# TEXT
================================

Studio album by Decrepit Birth
- Released: October 7, 2003
- Recorded: 2003
- Studio: Legion Studios, Santa Cruz, California
- Genre: Technical death metal
- Length: 30:06
- Label: Unique Leader
- Producer: Decrepit Birth

Decrepit Birth chronology
|  | ...And Time Begins (2003) | Diminishing Between Worlds (2008) |

= ...And Time Begins =

...And Time Begins is the debut studio album by American death metal band Decrepit Birth. The album was released on October 7, 2003 through Unique Leader Records.

================================

# JOB A
Reproduce the part of the album overview between "Decrepit Birth chronology" and "Unique Leader Records.", inclusive.
# JOB B
Decide whether each statement agrees with the album overview, and answer yes or no for each with the deciding words quoted from it: (i) The album was recorded at Legion Studios in Santa Cruz, California. (ii) Unique Leader produced the album. (iii) The album is Decrepit Birth's debut studio album.
# JOB C
Write the next part of the album overview on ...And Time Begins, picking up after its final sentence.

# PROVIDED INFORMATION
================================

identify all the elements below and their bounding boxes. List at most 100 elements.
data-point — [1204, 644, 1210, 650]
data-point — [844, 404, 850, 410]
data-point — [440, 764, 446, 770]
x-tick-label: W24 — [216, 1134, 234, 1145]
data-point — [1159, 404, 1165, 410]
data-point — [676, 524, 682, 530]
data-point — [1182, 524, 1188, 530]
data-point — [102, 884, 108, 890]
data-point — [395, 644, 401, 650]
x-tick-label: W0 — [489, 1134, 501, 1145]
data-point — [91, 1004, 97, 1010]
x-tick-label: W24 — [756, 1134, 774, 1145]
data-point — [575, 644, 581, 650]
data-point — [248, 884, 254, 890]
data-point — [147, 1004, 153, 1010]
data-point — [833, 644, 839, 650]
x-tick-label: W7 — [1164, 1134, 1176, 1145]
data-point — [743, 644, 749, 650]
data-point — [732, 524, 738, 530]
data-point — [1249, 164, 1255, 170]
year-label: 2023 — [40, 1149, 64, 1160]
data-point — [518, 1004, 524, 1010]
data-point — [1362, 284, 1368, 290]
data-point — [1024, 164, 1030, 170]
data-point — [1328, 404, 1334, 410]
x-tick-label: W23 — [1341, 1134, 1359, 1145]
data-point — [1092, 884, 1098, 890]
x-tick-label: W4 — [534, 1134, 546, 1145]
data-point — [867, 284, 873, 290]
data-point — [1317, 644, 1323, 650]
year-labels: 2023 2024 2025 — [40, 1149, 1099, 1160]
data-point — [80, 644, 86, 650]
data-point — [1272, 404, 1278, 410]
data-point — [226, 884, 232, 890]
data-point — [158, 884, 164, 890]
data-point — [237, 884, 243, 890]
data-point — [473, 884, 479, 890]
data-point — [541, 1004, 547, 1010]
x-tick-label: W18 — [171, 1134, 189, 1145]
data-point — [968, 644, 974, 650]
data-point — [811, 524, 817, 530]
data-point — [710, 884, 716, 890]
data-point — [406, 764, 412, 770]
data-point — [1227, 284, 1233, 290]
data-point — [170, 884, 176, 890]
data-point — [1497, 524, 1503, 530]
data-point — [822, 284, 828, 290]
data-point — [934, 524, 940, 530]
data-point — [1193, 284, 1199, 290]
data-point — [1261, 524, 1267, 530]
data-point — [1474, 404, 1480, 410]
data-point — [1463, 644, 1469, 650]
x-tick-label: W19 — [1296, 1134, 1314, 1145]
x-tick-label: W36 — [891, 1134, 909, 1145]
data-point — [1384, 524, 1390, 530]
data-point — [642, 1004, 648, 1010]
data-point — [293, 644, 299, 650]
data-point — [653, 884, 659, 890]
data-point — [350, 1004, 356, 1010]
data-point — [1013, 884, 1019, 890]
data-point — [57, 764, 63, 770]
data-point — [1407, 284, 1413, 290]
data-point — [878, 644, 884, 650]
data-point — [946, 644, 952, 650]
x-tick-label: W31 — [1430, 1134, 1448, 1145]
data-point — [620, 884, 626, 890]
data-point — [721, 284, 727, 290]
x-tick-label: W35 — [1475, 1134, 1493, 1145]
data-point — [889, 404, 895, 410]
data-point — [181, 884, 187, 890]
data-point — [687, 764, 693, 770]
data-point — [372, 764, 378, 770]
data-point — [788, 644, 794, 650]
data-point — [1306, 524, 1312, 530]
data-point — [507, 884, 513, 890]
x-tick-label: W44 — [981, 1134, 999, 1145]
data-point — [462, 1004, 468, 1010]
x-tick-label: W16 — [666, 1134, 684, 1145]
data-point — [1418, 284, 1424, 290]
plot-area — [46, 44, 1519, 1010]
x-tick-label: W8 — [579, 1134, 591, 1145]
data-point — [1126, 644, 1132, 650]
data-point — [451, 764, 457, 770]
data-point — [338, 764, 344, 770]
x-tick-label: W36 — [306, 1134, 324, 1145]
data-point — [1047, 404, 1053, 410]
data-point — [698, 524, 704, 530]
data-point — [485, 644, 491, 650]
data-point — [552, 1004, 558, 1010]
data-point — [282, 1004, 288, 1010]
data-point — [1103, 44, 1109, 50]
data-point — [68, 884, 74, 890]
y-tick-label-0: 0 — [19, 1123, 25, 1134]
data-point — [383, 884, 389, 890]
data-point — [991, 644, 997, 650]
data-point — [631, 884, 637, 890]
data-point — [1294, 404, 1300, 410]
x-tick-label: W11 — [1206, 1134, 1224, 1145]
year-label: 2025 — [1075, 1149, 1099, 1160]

================================

# WRITTEN ANSWER A
Decrepit Birth chronology
|  | ...And Time Begins (2003) | Diminishing Between Worlds (2008) |

= ...And Time Begins =

...And Time Begins is the debut studio album by American death metal band Decrepit Birth. The album was released on October 7, 2003 through Unique Leader Records.

# WRITTEN ANSWER B
(i) Yes: "Studio: Legion Studios, Santa Cruz, California"
(ii) No: "Producer: Decrepit Birth"
(iii) Yes: "...And Time Begins is the debut studio album by American death metal band Decrepit Birth"

# WRITTEN ANSWER C
Professional ratings
Review scores
| Source | Rating |
| AllMusic |  |
| Sputnikmusic |  |
| MetalReview | 8.6/10 |
| Maelstrom |  |

==Critical reception==
Phil Freeman of AllMusic gave the album three and a half stars out of five and said: "While the riffs are extremely complex and go by with lightning speed, these very qualities also render them somewhat unmemorable. Cannibal Corpse are a great example of a band able to play high-speed, complicated death metal and also make it catchy -- their songs stick in your head. Decrepit Birth, while being impressively brutal and crushing, can't say the same."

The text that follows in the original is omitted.